◆ **WHAT YOU WILL DO**
Please give the entries again in full and exactly, without any picture.

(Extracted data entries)
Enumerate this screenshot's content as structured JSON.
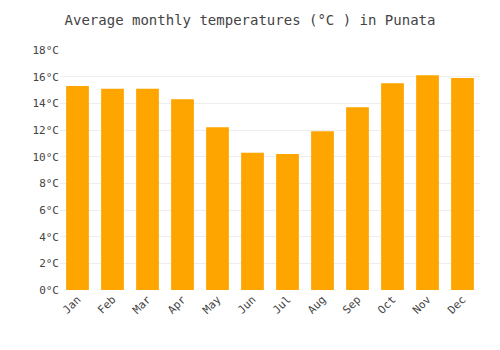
{
  "chart_data": {
    "type": "bar",
    "title": "Average monthly temperatures (°C ) in Punata",
    "categories": [
      "Jan",
      "Feb",
      "Mar",
      "Apr",
      "May",
      "Jun",
      "Jul",
      "Aug",
      "Sep",
      "Oct",
      "Nov",
      "Dec"
    ],
    "values": [
      15.3,
      15.1,
      15.1,
      14.3,
      12.2,
      10.3,
      10.2,
      11.9,
      13.7,
      15.5,
      16.1,
      15.9
    ],
    "color": "#FFA500",
    "ylim": [
      0,
      18
    ],
    "yticks": [
      {
        "value": 0,
        "label": "0°C"
      },
      {
        "value": 2,
        "label": "2°C"
      },
      {
        "value": 4,
        "label": "4°C"
      },
      {
        "value": 6,
        "label": "6°C"
      },
      {
        "value": 8,
        "label": "8°C"
      },
      {
        "value": 10,
        "label": "10°C"
      },
      {
        "value": 12,
        "label": "12°C"
      },
      {
        "value": 14,
        "label": "14°C"
      },
      {
        "value": 16,
        "label": "16°C"
      },
      {
        "value": 18,
        "label": "18°C"
      }
    ],
    "grid": true
  }
}
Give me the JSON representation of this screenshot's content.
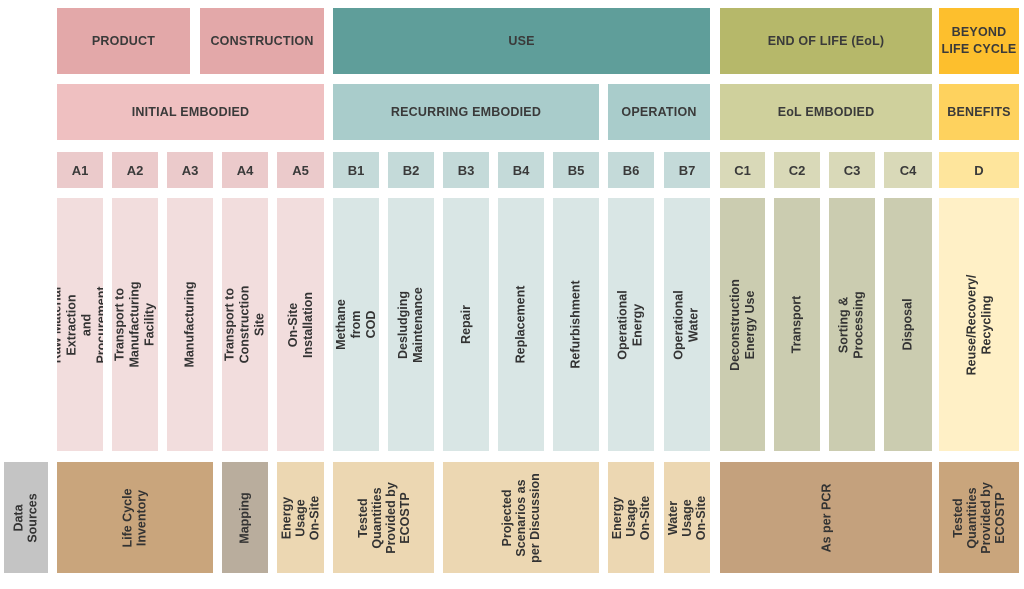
{
  "stages": {
    "product": "PRODUCT",
    "construction": "CONSTRUCTION",
    "use": "USE",
    "end_of_life": "END OF LIFE (EoL)",
    "beyond": "BEYOND\nLIFE CYCLE"
  },
  "categories": {
    "initial_embodied": "INITIAL EMBODIED",
    "recurring_embodied": "RECURRING EMBODIED",
    "operation": "OPERATION",
    "eol_embodied": "EoL EMBODIED",
    "benefits": "BENEFITS"
  },
  "modules": [
    {
      "code": "A1",
      "desc": "Raw Material Extraction and\nProcurement"
    },
    {
      "code": "A2",
      "desc": "Transport to Manufacturing Facility"
    },
    {
      "code": "A3",
      "desc": "Manufacturing"
    },
    {
      "code": "A4",
      "desc": "Transport to Construction Site"
    },
    {
      "code": "A5",
      "desc": "On-Site Installation"
    },
    {
      "code": "B1",
      "desc": "Methane from COD"
    },
    {
      "code": "B2",
      "desc": "Desludging Maintenance"
    },
    {
      "code": "B3",
      "desc": "Repair"
    },
    {
      "code": "B4",
      "desc": "Replacement"
    },
    {
      "code": "B5",
      "desc": "Refurbishment"
    },
    {
      "code": "B6",
      "desc": "Operational Energy"
    },
    {
      "code": "B7",
      "desc": "Operational Water"
    },
    {
      "code": "C1",
      "desc": "Deconstruction Energy Use"
    },
    {
      "code": "C2",
      "desc": "Transport"
    },
    {
      "code": "C3",
      "desc": "Sorting & Processing"
    },
    {
      "code": "C4",
      "desc": "Disposal"
    },
    {
      "code": "D",
      "desc": "Reuse/Recovery/ Recycling"
    }
  ],
  "data_sources": {
    "label": "Data Sources",
    "life_cycle_inventory": "Life Cycle\nInventory",
    "mapping": "Mapping",
    "energy_usage_onsite_a5": "Energy Usage\nOn-Site",
    "tested_quantities_b1b2": "Tested\nQuantities\nProvided by\nECOSTP",
    "projected_scenarios": "Projected\nScenarios as\nper Discussion",
    "energy_usage_onsite_b6": "Energy Usage\nOn-Site",
    "water_usage_onsite": "Water Usage\nOn-Site",
    "as_per_pcr": "As per PCR",
    "tested_quantities_d": "Tested\nQuantities\nProvided by\nECOSTP"
  },
  "colors": {
    "product_stage": "#e3a8a9",
    "use_stage": "#5f9e9a",
    "eol_stage": "#b6b86a",
    "beyond_stage": "#fdbf2d",
    "initial_embodied": "#efc0c1",
    "recurring_embodied": "#a9cccb",
    "eol_embodied": "#cfd09c",
    "benefits": "#fed25e",
    "module_a": "#ebcacb",
    "module_b": "#c4dad9",
    "module_c": "#d9d9b8",
    "module_d": "#fee59c",
    "desc_a": "#f2dddd",
    "desc_b": "#d9e6e5",
    "desc_c": "#cbccb0",
    "desc_d": "#fff0c6",
    "ds_label": "#c4c4c4",
    "ds_inventory": "#c9a57c",
    "ds_mapping": "#b9ad9d",
    "ds_light": "#ecd7b2",
    "ds_pcr": "#c4a17d",
    "ds_d": "#c9a57c"
  }
}
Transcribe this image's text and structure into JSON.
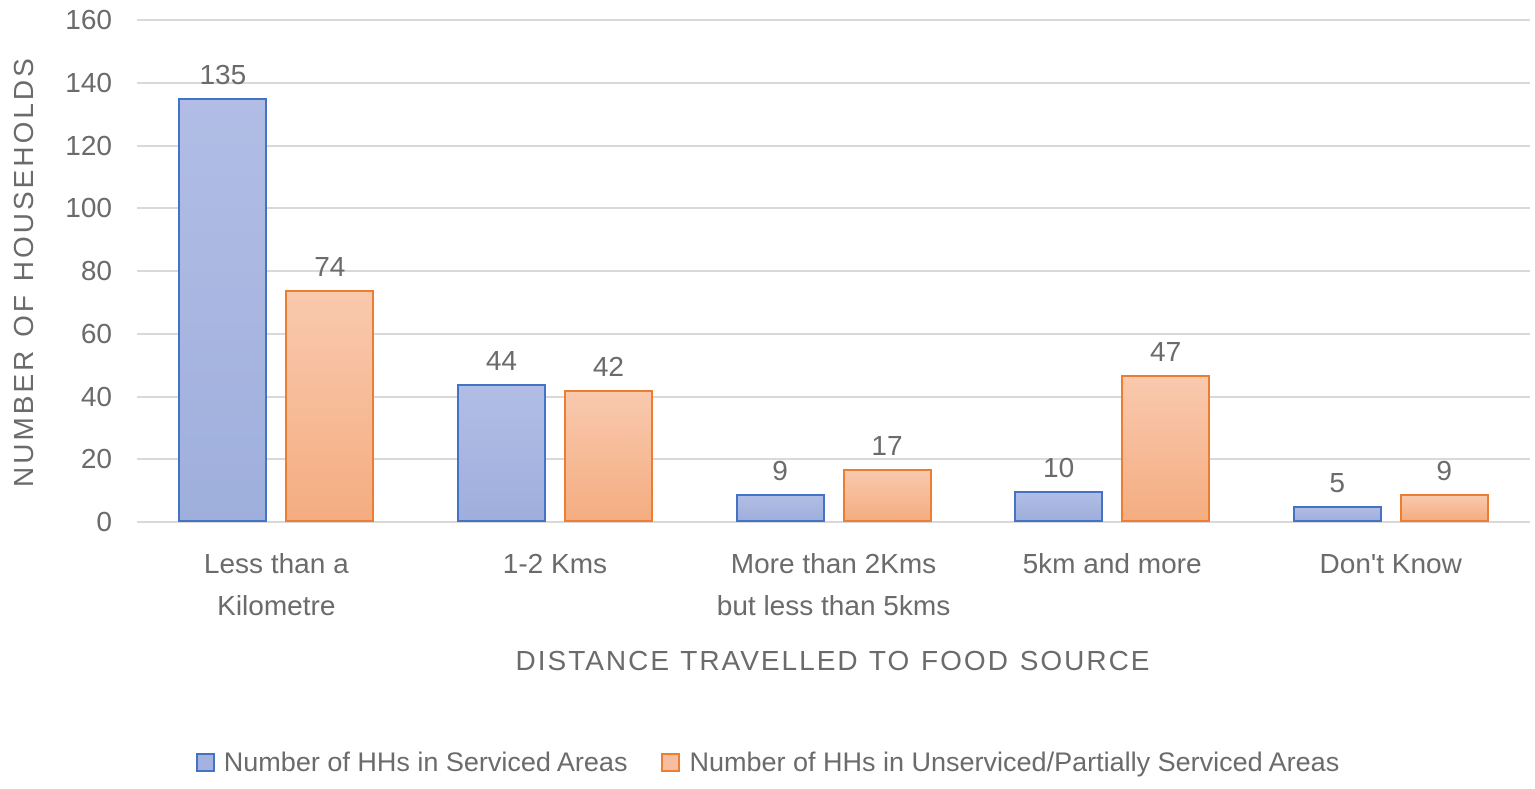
{
  "chart_data": {
    "type": "bar",
    "title": "",
    "categories": [
      "Less than a\nKilometre",
      "1-2 Kms",
      "More than 2Kms\nbut less than 5kms",
      "5km and more",
      "Don't Know"
    ],
    "series": [
      {
        "key": "serviced",
        "name": "Number of HHs in Serviced Areas",
        "values": [
          135,
          44,
          9,
          10,
          5
        ],
        "border_color": "#4472c4",
        "fill_top": "#b1bde5",
        "fill_bottom": "#9fafdc",
        "swatch_fill": "#a3b2de"
      },
      {
        "key": "unserviced",
        "name": "Number of HHs in Unserviced/Partially Serviced Areas",
        "values": [
          74,
          42,
          17,
          47,
          9
        ],
        "border_color": "#ed7d31",
        "fill_top": "#f9c9ae",
        "fill_bottom": "#f4ad81",
        "swatch_fill": "#f6bda1"
      }
    ],
    "xlabel": "DISTANCE TRAVELLED TO FOOD SOURCE",
    "ylabel": "NUMBER OF HOUSEHOLDS",
    "ylim": [
      0,
      160
    ],
    "yticks": [
      0,
      20,
      40,
      60,
      80,
      100,
      120,
      140,
      160
    ],
    "grid": true,
    "value_labels": true,
    "legend_position": "bottom",
    "colors": {
      "gridline": "#d9d9d9",
      "axis_line": "#d9d9d9",
      "text": "#6b6b6b"
    }
  }
}
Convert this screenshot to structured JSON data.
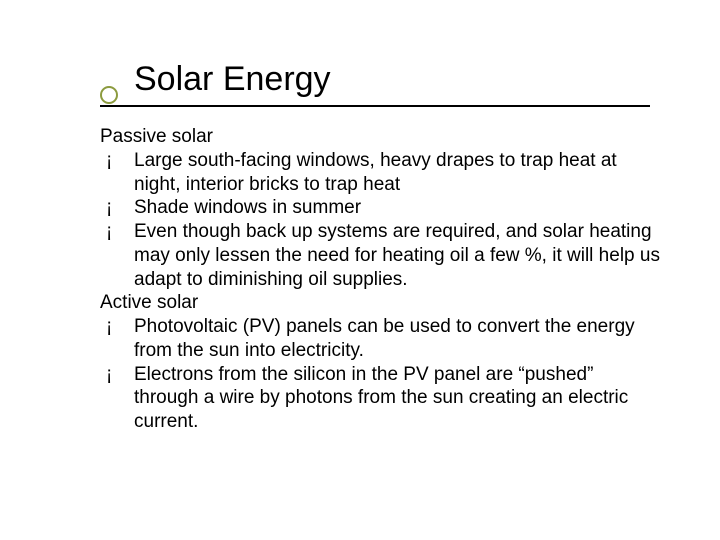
{
  "slide": {
    "title": "Solar Energy",
    "title_fontsize": 34,
    "title_font": "Arial",
    "bullet_circle_color": "#8c9b3f",
    "underline_color": "#000000",
    "body_fontsize": 19,
    "body_font": "Verdana",
    "text_color": "#000000",
    "background_color": "#ffffff",
    "bullet_symbol": "¡",
    "sections": [
      {
        "heading": "Passive solar",
        "items": [
          "Large south-facing windows, heavy drapes to trap heat at night, interior bricks to trap heat",
          "Shade windows in summer",
          "Even though back up systems are required, and solar heating may only lessen the need for heating oil a few %, it will help us adapt to diminishing oil supplies."
        ]
      },
      {
        "heading": "Active solar",
        "items": [
          "Photovoltaic (PV) panels can be used to convert the energy from the sun into electricity.",
          "Electrons from the silicon in the PV panel are “pushed” through a wire by photons from the sun creating an electric current."
        ]
      }
    ]
  }
}
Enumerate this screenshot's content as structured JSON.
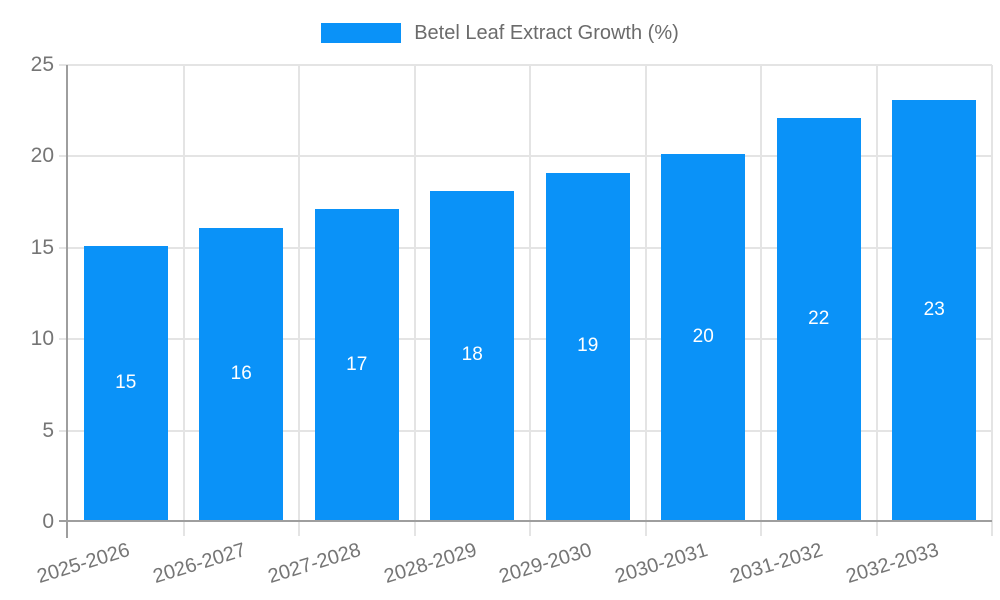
{
  "chart_data": {
    "type": "bar",
    "title": "",
    "series_name": "Betel Leaf Extract Growth (%)",
    "categories": [
      "2025-2026",
      "2026-2027",
      "2027-2028",
      "2028-2029",
      "2029-2030",
      "2030-2031",
      "2031-2032",
      "2032-2033"
    ],
    "values": [
      15,
      16,
      17,
      18,
      19,
      20,
      22,
      23
    ],
    "xlabel": "",
    "ylabel": "",
    "ylim": [
      0,
      25
    ],
    "yticks": [
      0,
      5,
      10,
      15,
      20,
      25
    ],
    "grid": true,
    "legend_position": "top-center",
    "bar_color": "#0a92f8",
    "bar_label_color": "#ffffff",
    "axis_color": "#9e9e9e",
    "gridline_color": "#e4e4e4",
    "tick_label_color": "#757575",
    "legend_text_color": "#6b6b6b",
    "x_label_rotation_deg": -17
  }
}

◆ **SOLVED EXERCISE**
Enumerate this screenshot's content as structured JSON.
{
  "chart_data": {
    "type": "bar",
    "title": "Average monthly temperatures (°C ) in Punata",
    "categories": [
      "Jan",
      "Feb",
      "Mar",
      "Apr",
      "May",
      "Jun",
      "Jul",
      "Aug",
      "Sep",
      "Oct",
      "Nov",
      "Dec"
    ],
    "values": [
      15.3,
      15.1,
      15.1,
      14.3,
      12.2,
      10.3,
      10.2,
      11.9,
      13.7,
      15.5,
      16.1,
      15.9
    ],
    "color": "#FFA500",
    "ylim": [
      0,
      18
    ],
    "yticks": [
      {
        "value": 0,
        "label": "0°C"
      },
      {
        "value": 2,
        "label": "2°C"
      },
      {
        "value": 4,
        "label": "4°C"
      },
      {
        "value": 6,
        "label": "6°C"
      },
      {
        "value": 8,
        "label": "8°C"
      },
      {
        "value": 10,
        "label": "10°C"
      },
      {
        "value": 12,
        "label": "12°C"
      },
      {
        "value": 14,
        "label": "14°C"
      },
      {
        "value": 16,
        "label": "16°C"
      },
      {
        "value": 18,
        "label": "18°C"
      }
    ],
    "grid": true
  }
}
Give me the JSON representation of this screenshot's content.
{
  "stages": {
    "product": "PRODUCT",
    "construction": "CONSTRUCTION",
    "use": "USE",
    "end_of_life": "END OF LIFE (EoL)",
    "beyond": "BEYOND\nLIFE CYCLE"
  },
  "categories": {
    "initial_embodied": "INITIAL EMBODIED",
    "recurring_embodied": "RECURRING EMBODIED",
    "operation": "OPERATION",
    "eol_embodied": "EoL EMBODIED",
    "benefits": "BENEFITS"
  },
  "modules": [
    {
      "code": "A1",
      "desc": "Raw Material Extraction and\nProcurement"
    },
    {
      "code": "A2",
      "desc": "Transport to Manufacturing Facility"
    },
    {
      "code": "A3",
      "desc": "Manufacturing"
    },
    {
      "code": "A4",
      "desc": "Transport to Construction Site"
    },
    {
      "code": "A5",
      "desc": "On-Site Installation"
    },
    {
      "code": "B1",
      "desc": "Methane from COD"
    },
    {
      "code": "B2",
      "desc": "Desludging Maintenance"
    },
    {
      "code": "B3",
      "desc": "Repair"
    },
    {
      "code": "B4",
      "desc": "Replacement"
    },
    {
      "code": "B5",
      "desc": "Refurbishment"
    },
    {
      "code": "B6",
      "desc": "Operational Energy"
    },
    {
      "code": "B7",
      "desc": "Operational Water"
    },
    {
      "code": "C1",
      "desc": "Deconstruction Energy Use"
    },
    {
      "code": "C2",
      "desc": "Transport"
    },
    {
      "code": "C3",
      "desc": "Sorting & Processing"
    },
    {
      "code": "C4",
      "desc": "Disposal"
    },
    {
      "code": "D",
      "desc": "Reuse/Recovery/ Recycling"
    }
  ],
  "data_sources": {
    "label": "Data Sources",
    "life_cycle_inventory": "Life Cycle\nInventory",
    "mapping": "Mapping",
    "energy_usage_onsite_a5": "Energy Usage\nOn-Site",
    "tested_quantities_b1b2": "Tested\nQuantities\nProvided by\nECOSTP",
    "projected_scenarios": "Projected\nScenarios as\nper Discussion",
    "energy_usage_onsite_b6": "Energy Usage\nOn-Site",
    "water_usage_onsite": "Water Usage\nOn-Site",
    "as_per_pcr": "As per PCR",
    "tested_quantities_d": "Tested\nQuantities\nProvided by\nECOSTP"
  },
  "colors": {
    "product_stage": "#e3a8a9",
    "use_stage": "#5f9e9a",
    "eol_stage": "#b6b86a",
    "beyond_stage": "#fdbf2d",
    "initial_embodied": "#efc0c1",
    "recurring_embodied": "#a9cccb",
    "eol_embodied": "#cfd09c",
    "benefits": "#fed25e",
    "module_a": "#ebcacb",
    "module_b": "#c4dad9",
    "module_c": "#d9d9b8",
    "module_d": "#fee59c",
    "desc_a": "#f2dddd",
    "desc_b": "#d9e6e5",
    "desc_c": "#cbccb0",
    "desc_d": "#fff0c6",
    "ds_label": "#c4c4c4",
    "ds_inventory": "#c9a57c",
    "ds_mapping": "#b9ad9d",
    "ds_light": "#ecd7b2",
    "ds_pcr": "#c4a17d",
    "ds_d": "#c9a57c"
  }
}
Transcribe this image's text and structure into JSON.
{
  "chart_data": {
    "type": "bar",
    "title": "",
    "categories": [
      "Less than a\nKilometre",
      "1-2 Kms",
      "More than 2Kms\nbut less than 5kms",
      "5km and more",
      "Don't Know"
    ],
    "series": [
      {
        "key": "serviced",
        "name": "Number of HHs in Serviced Areas",
        "values": [
          135,
          44,
          9,
          10,
          5
        ],
        "border_color": "#4472c4",
        "fill_top": "#b1bde5",
        "fill_bottom": "#9fafdc",
        "swatch_fill": "#a3b2de"
      },
      {
        "key": "unserviced",
        "name": "Number of HHs in Unserviced/Partially Serviced Areas",
        "values": [
          74,
          42,
          17,
          47,
          9
        ],
        "border_color": "#ed7d31",
        "fill_top": "#f9c9ae",
        "fill_bottom": "#f4ad81",
        "swatch_fill": "#f6bda1"
      }
    ],
    "xlabel": "DISTANCE TRAVELLED TO FOOD SOURCE",
    "ylabel": "NUMBER OF HOUSEHOLDS",
    "ylim": [
      0,
      160
    ],
    "yticks": [
      0,
      20,
      40,
      60,
      80,
      100,
      120,
      140,
      160
    ],
    "grid": true,
    "value_labels": true,
    "legend_position": "bottom",
    "colors": {
      "gridline": "#d9d9d9",
      "axis_line": "#d9d9d9",
      "text": "#6b6b6b"
    }
  }
}
Convert this screenshot to structured JSON data.
{
  "slide": {
    "title": "Solar Energy",
    "title_fontsize": 34,
    "title_font": "Arial",
    "bullet_circle_color": "#8c9b3f",
    "underline_color": "#000000",
    "body_fontsize": 19,
    "body_font": "Verdana",
    "text_color": "#000000",
    "background_color": "#ffffff",
    "bullet_symbol": "¡",
    "sections": [
      {
        "heading": "Passive solar",
        "items": [
          "Large south-facing windows, heavy drapes to trap heat at night, interior bricks to trap heat",
          "Shade windows in summer",
          "Even though back up systems are required, and solar heating may only lessen the need for heating oil a few %, it will help us adapt to diminishing oil supplies."
        ]
      },
      {
        "heading": "Active solar",
        "items": [
          "Photovoltaic (PV) panels can be used to convert the energy from the sun into electricity.",
          "Electrons from the silicon in the PV panel are “pushed” through a wire by photons from the sun creating an electric current."
        ]
      }
    ]
  }
}
Enumerate this screenshot's content as structured JSON.
{
  "chart_data": {
    "type": "bar",
    "title": "",
    "series_name": "Betel Leaf Extract Growth (%)",
    "categories": [
      "2025-2026",
      "2026-2027",
      "2027-2028",
      "2028-2029",
      "2029-2030",
      "2030-2031",
      "2031-2032",
      "2032-2033"
    ],
    "values": [
      15,
      16,
      17,
      18,
      19,
      20,
      22,
      23
    ],
    "xlabel": "",
    "ylabel": "",
    "ylim": [
      0,
      25
    ],
    "yticks": [
      0,
      5,
      10,
      15,
      20,
      25
    ],
    "grid": true,
    "legend_position": "top-center",
    "bar_color": "#0a92f8",
    "bar_label_color": "#ffffff",
    "axis_color": "#9e9e9e",
    "gridline_color": "#e4e4e4",
    "tick_label_color": "#757575",
    "legend_text_color": "#6b6b6b",
    "x_label_rotation_deg": -17
  }
}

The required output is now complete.